Short task —
Reproduce the listing word for word, leaving every picture behind.

Provided records —
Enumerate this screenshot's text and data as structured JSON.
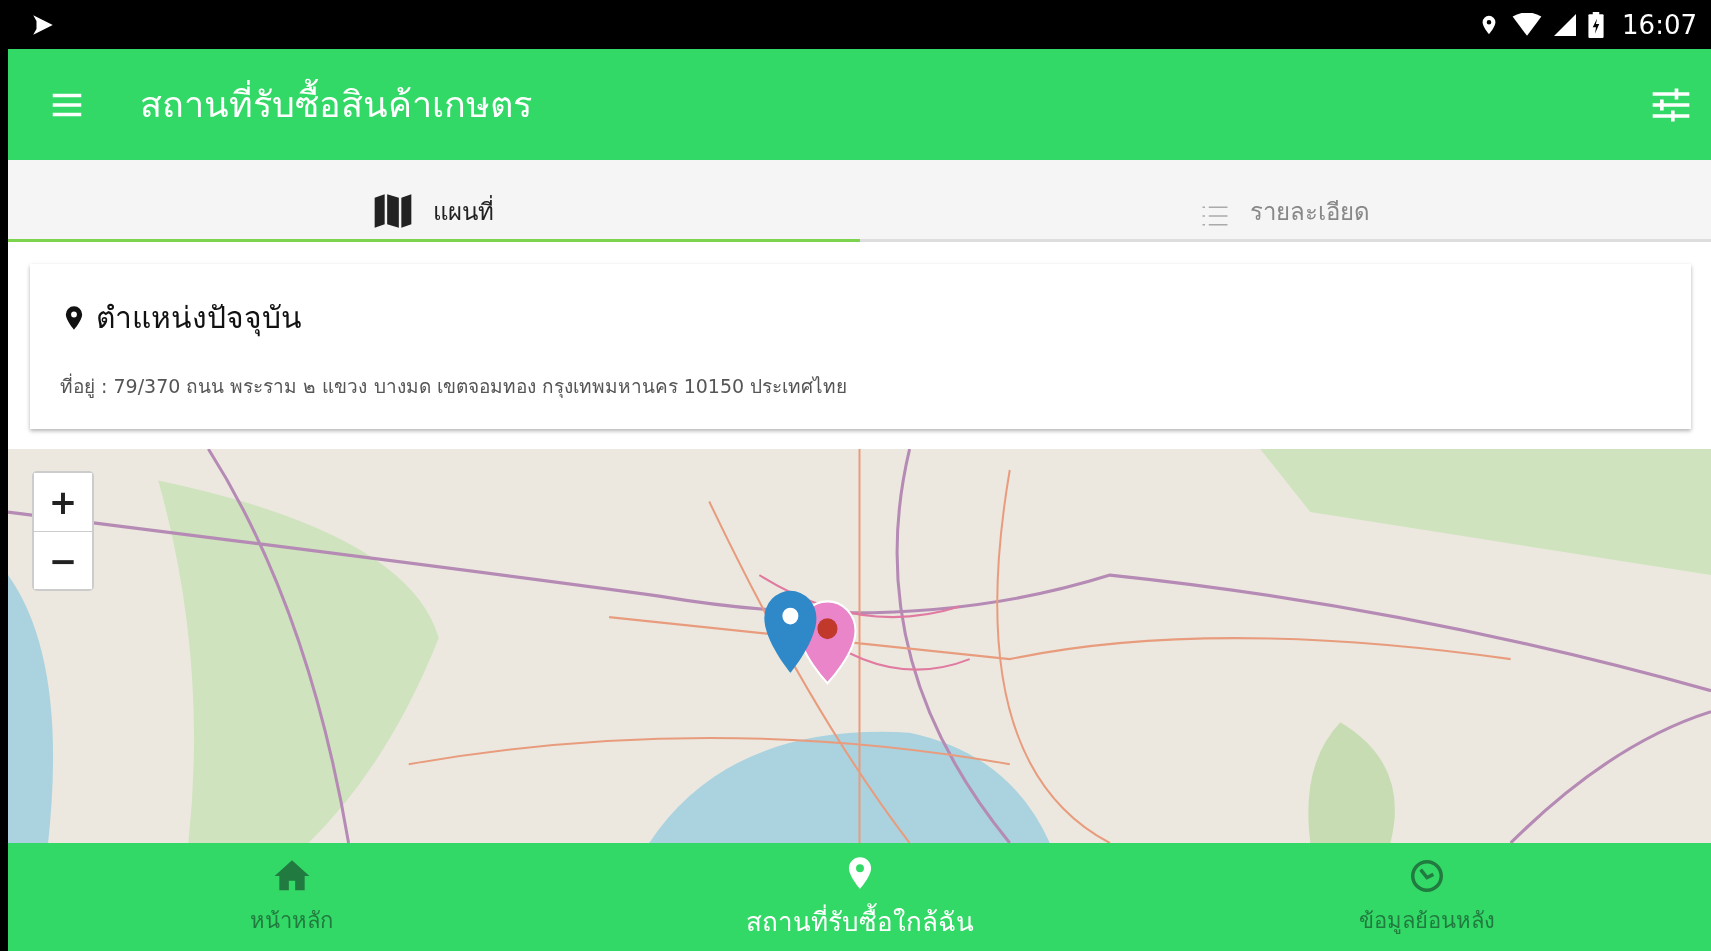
{
  "status_bar": {
    "time": "16:07"
  },
  "app_bar": {
    "title": "สถานที่รับซื้อสินค้าเกษตร"
  },
  "tabs": [
    {
      "label": "แผนที่",
      "kind": "map",
      "selected": true
    },
    {
      "label": "รายละเอียด",
      "kind": "list",
      "selected": false
    }
  ],
  "location_card": {
    "title": "ตำแหน่งปัจจุบัน",
    "address": "ที่อยู่ : 79/370 ถนน พระราม ๒ แขวง บางมด เขตจอมทอง กรุงเทพมหานคร 10150 ประเทศไทย"
  },
  "map": {
    "zoom_controls": [
      "+",
      "−"
    ]
  },
  "bottom_nav": [
    {
      "label": "หน้าหลัก",
      "kind": "home",
      "selected": false
    },
    {
      "label": "สถานที่รับซื้อใกล้ฉัน",
      "kind": "pin",
      "selected": true
    },
    {
      "label": "ข้อมูลย้อนหลัง",
      "kind": "history",
      "selected": false
    }
  ]
}
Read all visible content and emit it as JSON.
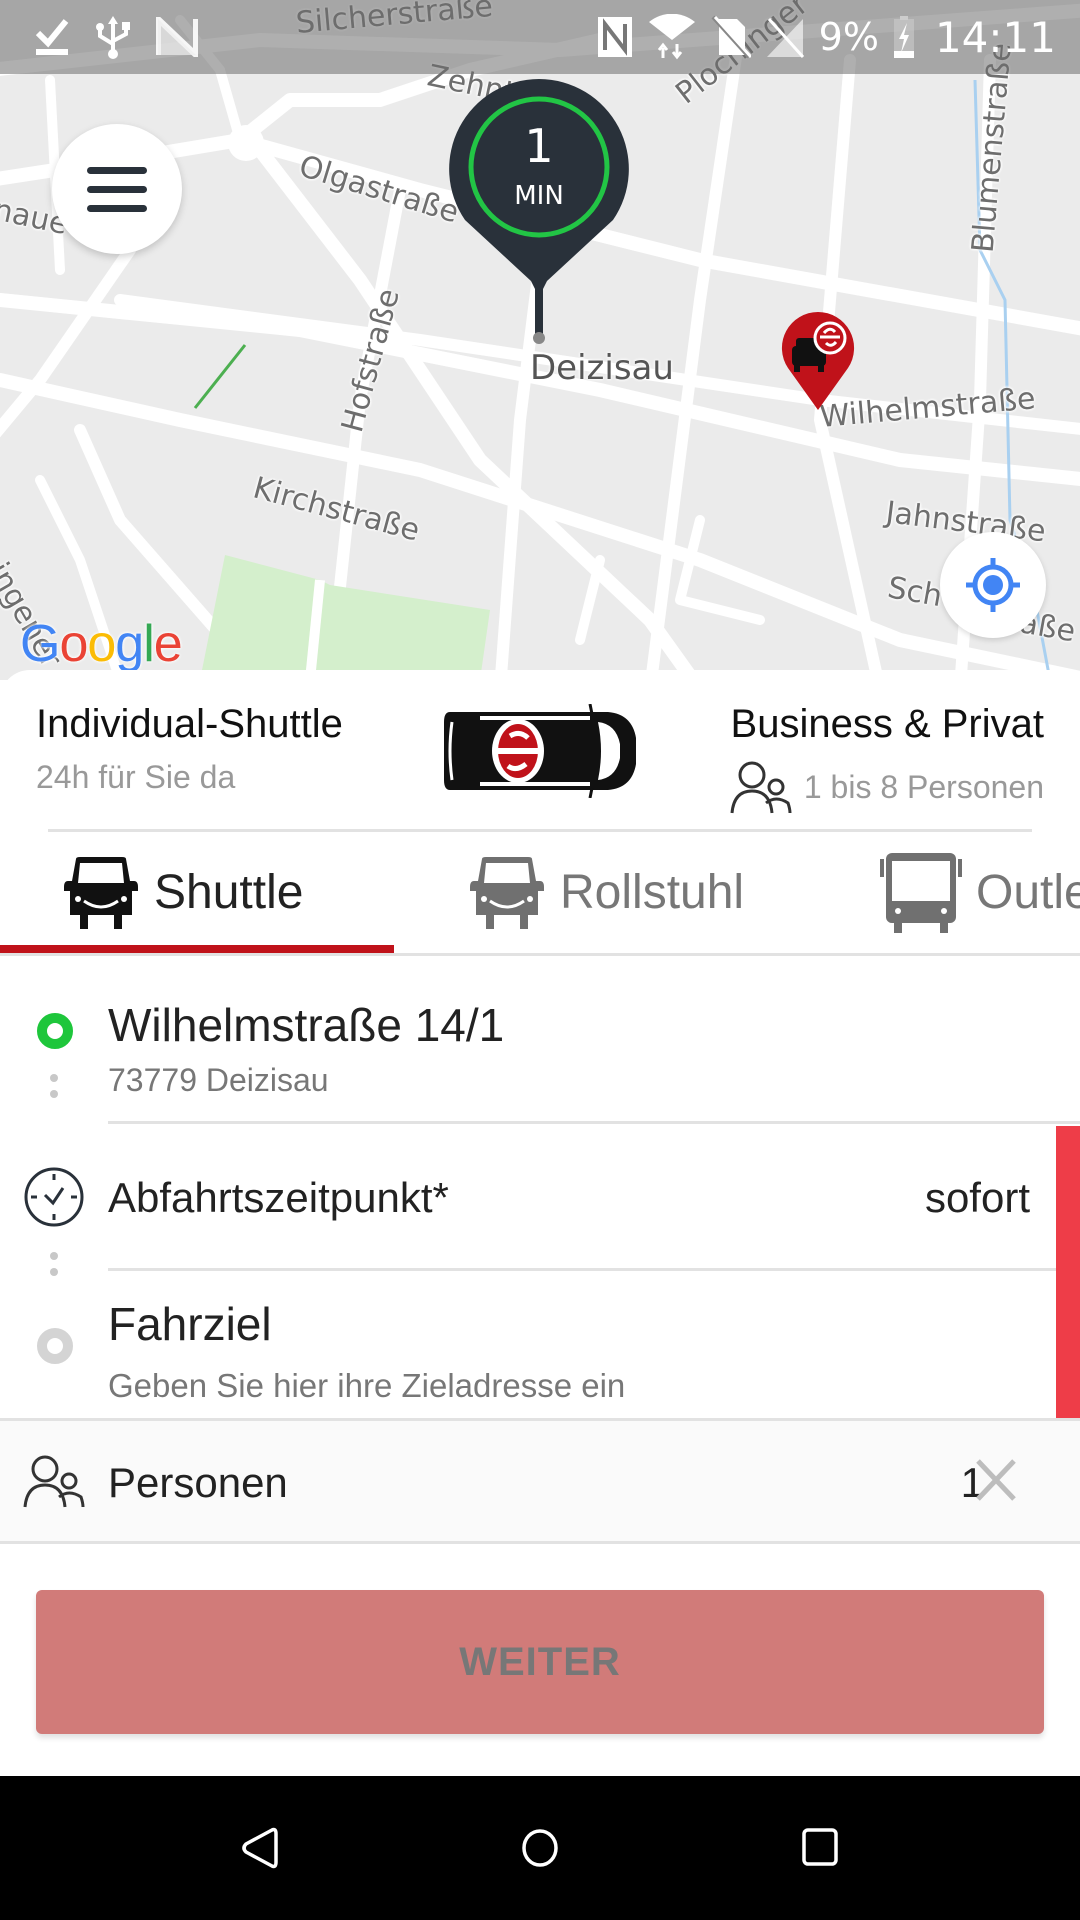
{
  "status_bar": {
    "left_icons": [
      "download-done-icon",
      "usb-icon",
      "app-notification-icon"
    ],
    "right_icons": [
      "nfc-icon",
      "wifi-icon",
      "no-sim-icon",
      "no-signal-icon"
    ],
    "battery_percent": "9%",
    "battery_icon": "battery-charging-icon",
    "time": "14:11"
  },
  "map": {
    "provider_logo": "Google",
    "city_label": "Deizisau",
    "street_labels": [
      "Silcherstraße",
      "Zehnt",
      "Plochinger",
      "Olgastraße",
      "Hofstraße",
      "Blumenstraße",
      "Wilhelmstraße",
      "Kirchstraße",
      "Jahnstraße",
      "Sch",
      "aße",
      "naue",
      "ingener"
    ],
    "eta_pin": {
      "value": "1",
      "unit": "MIN"
    },
    "vehicle_marker": "vehicle-location-marker",
    "menu_icon": "hamburger-menu-icon",
    "locate_icon": "my-location-icon"
  },
  "service_info": {
    "title": "Individual-Shuttle",
    "subtitle": "24h für Sie da",
    "right_title": "Business & Privat",
    "right_subtitle": "1 bis 8 Personen"
  },
  "tabs": [
    {
      "label": "Shuttle",
      "icon": "van-icon",
      "active": true
    },
    {
      "label": "Rollstuhl",
      "icon": "van-icon",
      "active": false
    },
    {
      "label": "Outlet",
      "icon": "bus-icon",
      "active": false
    }
  ],
  "form": {
    "origin": {
      "street": "Wilhelmstraße 14/1",
      "city": "73779 Deizisau"
    },
    "departure": {
      "label": "Abfahrtszeitpunkt*",
      "value": "sofort"
    },
    "destination": {
      "label": "Fahrziel",
      "placeholder": "Geben Sie hier ihre Zieladresse ein"
    },
    "persons": {
      "label": "Personen",
      "value": "1"
    }
  },
  "next_button": {
    "label": "WEITER",
    "enabled": false
  },
  "colors": {
    "brand_red": "#c0121a",
    "required_marker": "#ee3d48",
    "origin_dot": "#1ec63b",
    "eta_ring": "#22c545",
    "button_disabled": "#d17b79",
    "locate_blue": "#4285f4"
  }
}
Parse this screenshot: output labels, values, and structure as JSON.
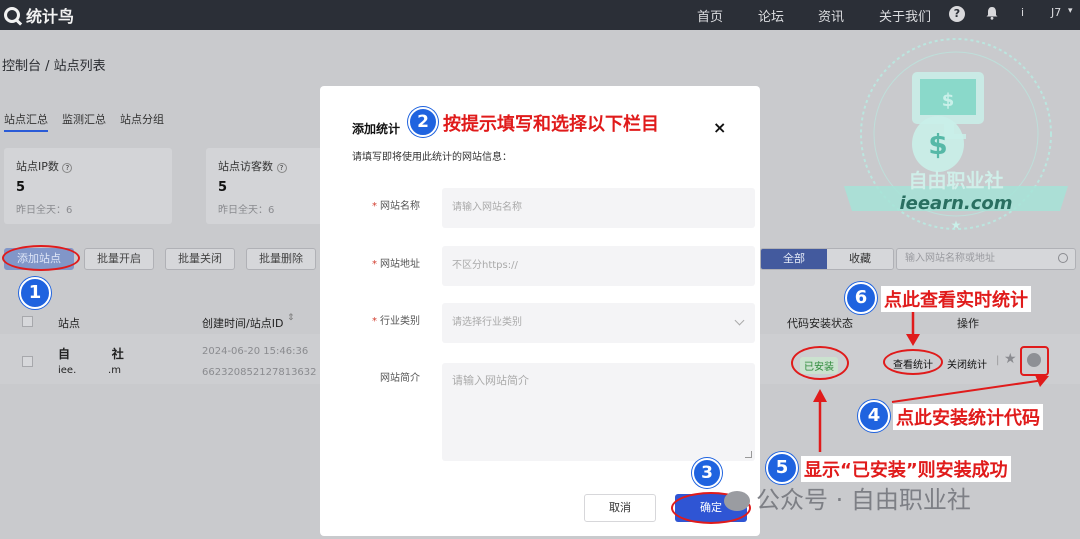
{
  "nav": {
    "logo": "统计鸟",
    "links": [
      "首页",
      "论坛",
      "资讯",
      "关于我们"
    ],
    "help_glyph": "?",
    "user_short": "i",
    "user_name": "J7",
    "user_caret": "▾"
  },
  "page": {
    "breadcrumb": "控制台 / 站点列表",
    "tabs": [
      "站点汇总",
      "监测汇总",
      "站点分组"
    ],
    "stats": [
      {
        "title": "站点IP数",
        "value": "5",
        "sub": "昨日全天：6"
      },
      {
        "title": "站点访客数",
        "value": "5",
        "sub": "昨日全天：6"
      }
    ],
    "buttons": {
      "add": "添加站点",
      "batch_open": "批量开启",
      "batch_close": "批量关闭",
      "batch_delete": "批量删除"
    },
    "filter": {
      "all": "全部",
      "favorites": "收藏"
    },
    "search_placeholder": "输入网站名称或地址",
    "table": {
      "headers": {
        "site": "站点",
        "created": "创建时间/站点ID",
        "code_status": "代码安装状态",
        "actions": "操作"
      },
      "row": {
        "name": "自          社",
        "domain": "iee.          .m",
        "date": "2024-06-20 15:46:36",
        "id": "662320852127813632",
        "status": "已安装",
        "view": "查看统计",
        "close": "关闭统计",
        "sep": "|"
      }
    }
  },
  "modal": {
    "title": "添加统计",
    "close": "×",
    "subtitle": "请填写即将使用此统计的网站信息：",
    "required_mark": "*",
    "fields": [
      {
        "label": "网站名称",
        "placeholder": "请输入网站名称",
        "required": true
      },
      {
        "label": "网站地址",
        "placeholder": "不区分https://",
        "required": true
      },
      {
        "label": "行业类别",
        "placeholder": "请选择行业类别",
        "required": true
      },
      {
        "label": "网站简介",
        "placeholder": "请输入网站简介",
        "required": false
      }
    ],
    "cancel": "取消",
    "confirm": "确定"
  },
  "annotations": {
    "n1": "1",
    "n2": "2",
    "n3": "3",
    "n4": "4",
    "n5": "5",
    "n6": "6",
    "t2": "按提示填写和选择以下栏目",
    "t4": "点此安装统计代码",
    "t5": "显示“已安装”则安装成功",
    "t6": "点此查看实时统计"
  },
  "watermark": {
    "name": "自由职业社",
    "domain": "ieearn.com",
    "wechat": "公众号 · 自由职业社"
  },
  "colors": {
    "topnav": "#2b2f37",
    "primary": "#2f55d4",
    "annotation_red": "#e01b1b",
    "annotation_blue": "#1f63df",
    "installed_green": "#2d8a3a"
  }
}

Exercise output —
Enumerate this screenshot's text and data as structured JSON.
{
  "status_bar": {
    "time": "16:07"
  },
  "app_bar": {
    "title": "สถานที่รับซื้อสินค้าเกษตร"
  },
  "tabs": [
    {
      "label": "แผนที่",
      "kind": "map",
      "selected": true
    },
    {
      "label": "รายละเอียด",
      "kind": "list",
      "selected": false
    }
  ],
  "location_card": {
    "title": "ตำแหน่งปัจจุบัน",
    "address": "ที่อยู่ : 79/370 ถนน พระราม ๒ แขวง บางมด เขตจอมทอง กรุงเทพมหานคร 10150 ประเทศไทย"
  },
  "map": {
    "zoom_controls": [
      "+",
      "−"
    ]
  },
  "bottom_nav": [
    {
      "label": "หน้าหลัก",
      "kind": "home",
      "selected": false
    },
    {
      "label": "สถานที่รับซื้อใกล้ฉัน",
      "kind": "pin",
      "selected": true
    },
    {
      "label": "ข้อมูลย้อนหลัง",
      "kind": "history",
      "selected": false
    }
  ]
}
Read all visible content and emit it as JSON.
{
  "status_bar": {
    "left_icons": [
      "download-done-icon",
      "usb-icon",
      "app-notification-icon"
    ],
    "right_icons": [
      "nfc-icon",
      "wifi-icon",
      "no-sim-icon",
      "no-signal-icon"
    ],
    "battery_percent": "9%",
    "battery_icon": "battery-charging-icon",
    "time": "14:11"
  },
  "map": {
    "provider_logo": "Google",
    "city_label": "Deizisau",
    "street_labels": [
      "Silcherstraße",
      "Zehnt",
      "Plochinger",
      "Olgastraße",
      "Hofstraße",
      "Blumenstraße",
      "Wilhelmstraße",
      "Kirchstraße",
      "Jahnstraße",
      "Sch",
      "aße",
      "naue",
      "ingener"
    ],
    "eta_pin": {
      "value": "1",
      "unit": "MIN"
    },
    "vehicle_marker": "vehicle-location-marker",
    "menu_icon": "hamburger-menu-icon",
    "locate_icon": "my-location-icon"
  },
  "service_info": {
    "title": "Individual-Shuttle",
    "subtitle": "24h für Sie da",
    "right_title": "Business & Privat",
    "right_subtitle": "1 bis 8 Personen"
  },
  "tabs": [
    {
      "label": "Shuttle",
      "icon": "van-icon",
      "active": true
    },
    {
      "label": "Rollstuhl",
      "icon": "van-icon",
      "active": false
    },
    {
      "label": "Outlet",
      "icon": "bus-icon",
      "active": false
    }
  ],
  "form": {
    "origin": {
      "street": "Wilhelmstraße 14/1",
      "city": "73779 Deizisau"
    },
    "departure": {
      "label": "Abfahrtszeitpunkt*",
      "value": "sofort"
    },
    "destination": {
      "label": "Fahrziel",
      "placeholder": "Geben Sie hier ihre Zieladresse ein"
    },
    "persons": {
      "label": "Personen",
      "value": "1"
    }
  },
  "next_button": {
    "label": "WEITER",
    "enabled": false
  },
  "colors": {
    "brand_red": "#c0121a",
    "required_marker": "#ee3d48",
    "origin_dot": "#1ec63b",
    "eta_ring": "#22c545",
    "button_disabled": "#d17b79",
    "locate_blue": "#4285f4"
  }
}
Parse this screenshot: output labels, values, and structure as JSON.
{
  "nav": {
    "logo": "统计鸟",
    "links": [
      "首页",
      "论坛",
      "资讯",
      "关于我们"
    ],
    "help_glyph": "?",
    "user_short": "i",
    "user_name": "J7",
    "user_caret": "▾"
  },
  "page": {
    "breadcrumb": "控制台 / 站点列表",
    "tabs": [
      "站点汇总",
      "监测汇总",
      "站点分组"
    ],
    "stats": [
      {
        "title": "站点IP数",
        "value": "5",
        "sub": "昨日全天：6"
      },
      {
        "title": "站点访客数",
        "value": "5",
        "sub": "昨日全天：6"
      }
    ],
    "buttons": {
      "add": "添加站点",
      "batch_open": "批量开启",
      "batch_close": "批量关闭",
      "batch_delete": "批量删除"
    },
    "filter": {
      "all": "全部",
      "favorites": "收藏"
    },
    "search_placeholder": "输入网站名称或地址",
    "table": {
      "headers": {
        "site": "站点",
        "created": "创建时间/站点ID",
        "code_status": "代码安装状态",
        "actions": "操作"
      },
      "row": {
        "name": "自          社",
        "domain": "iee.          .m",
        "date": "2024-06-20 15:46:36",
        "id": "662320852127813632",
        "status": "已安装",
        "view": "查看统计",
        "close": "关闭统计",
        "sep": "|"
      }
    }
  },
  "modal": {
    "title": "添加统计",
    "close": "×",
    "subtitle": "请填写即将使用此统计的网站信息：",
    "required_mark": "*",
    "fields": [
      {
        "label": "网站名称",
        "placeholder": "请输入网站名称",
        "required": true
      },
      {
        "label": "网站地址",
        "placeholder": "不区分https://",
        "required": true
      },
      {
        "label": "行业类别",
        "placeholder": "请选择行业类别",
        "required": true
      },
      {
        "label": "网站简介",
        "placeholder": "请输入网站简介",
        "required": false
      }
    ],
    "cancel": "取消",
    "confirm": "确定"
  },
  "annotations": {
    "n1": "1",
    "n2": "2",
    "n3": "3",
    "n4": "4",
    "n5": "5",
    "n6": "6",
    "t2": "按提示填写和选择以下栏目",
    "t4": "点此安装统计代码",
    "t5": "显示“已安装”则安装成功",
    "t6": "点此查看实时统计"
  },
  "watermark": {
    "name": "自由职业社",
    "domain": "ieearn.com",
    "wechat": "公众号 · 自由职业社"
  },
  "colors": {
    "topnav": "#2b2f37",
    "primary": "#2f55d4",
    "annotation_red": "#e01b1b",
    "annotation_blue": "#1f63df",
    "installed_green": "#2d8a3a"
  }
}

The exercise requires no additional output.